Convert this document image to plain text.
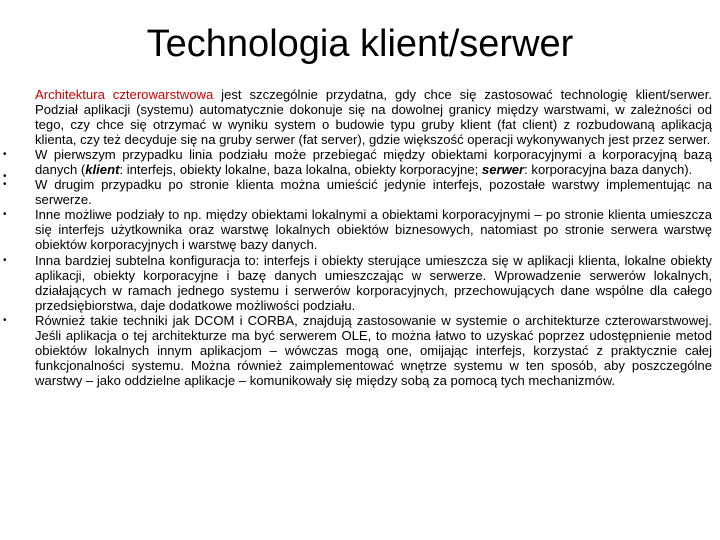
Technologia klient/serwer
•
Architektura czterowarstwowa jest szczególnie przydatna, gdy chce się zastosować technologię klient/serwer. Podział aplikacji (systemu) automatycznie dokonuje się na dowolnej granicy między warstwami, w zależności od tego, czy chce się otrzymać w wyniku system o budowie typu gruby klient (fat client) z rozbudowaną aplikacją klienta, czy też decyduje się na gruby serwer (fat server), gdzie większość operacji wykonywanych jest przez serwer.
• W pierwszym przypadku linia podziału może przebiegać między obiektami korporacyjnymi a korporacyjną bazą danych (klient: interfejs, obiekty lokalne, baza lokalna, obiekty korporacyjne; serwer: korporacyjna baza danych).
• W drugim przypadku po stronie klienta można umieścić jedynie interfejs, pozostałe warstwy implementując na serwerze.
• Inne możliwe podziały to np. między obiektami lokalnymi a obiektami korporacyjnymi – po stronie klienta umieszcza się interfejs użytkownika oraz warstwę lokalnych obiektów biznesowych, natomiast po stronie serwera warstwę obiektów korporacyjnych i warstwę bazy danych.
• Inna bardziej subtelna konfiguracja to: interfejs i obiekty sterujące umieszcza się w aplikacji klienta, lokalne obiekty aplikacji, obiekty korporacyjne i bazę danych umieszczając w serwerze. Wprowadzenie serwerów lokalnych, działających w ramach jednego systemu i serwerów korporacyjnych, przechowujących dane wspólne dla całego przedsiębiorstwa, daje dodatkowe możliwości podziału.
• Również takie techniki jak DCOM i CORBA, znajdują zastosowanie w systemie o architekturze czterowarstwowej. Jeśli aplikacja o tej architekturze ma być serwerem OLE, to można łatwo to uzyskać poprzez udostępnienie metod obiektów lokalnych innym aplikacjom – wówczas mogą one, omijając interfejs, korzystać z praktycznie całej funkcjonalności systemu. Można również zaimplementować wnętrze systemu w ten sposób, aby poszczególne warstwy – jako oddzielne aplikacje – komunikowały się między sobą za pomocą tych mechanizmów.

# Task to complete
For each line of the entries that includes "stronie", show that line.

# Written answer
• W drugim przypadku po stronie klienta można umieścić jedynie interfejs, pozostałe warstwy implementując na serwerze.
• Inne możliwe podziały to np. między obiektami lokalnymi a obiektami korporacyjnymi – po stronie klienta umieszcza się interfejs użytkownika oraz warstwę lokalnych obiektów biznesowych, natomiast po stronie serwera warstwę obiektów korporacyjnych i warstwę bazy danych.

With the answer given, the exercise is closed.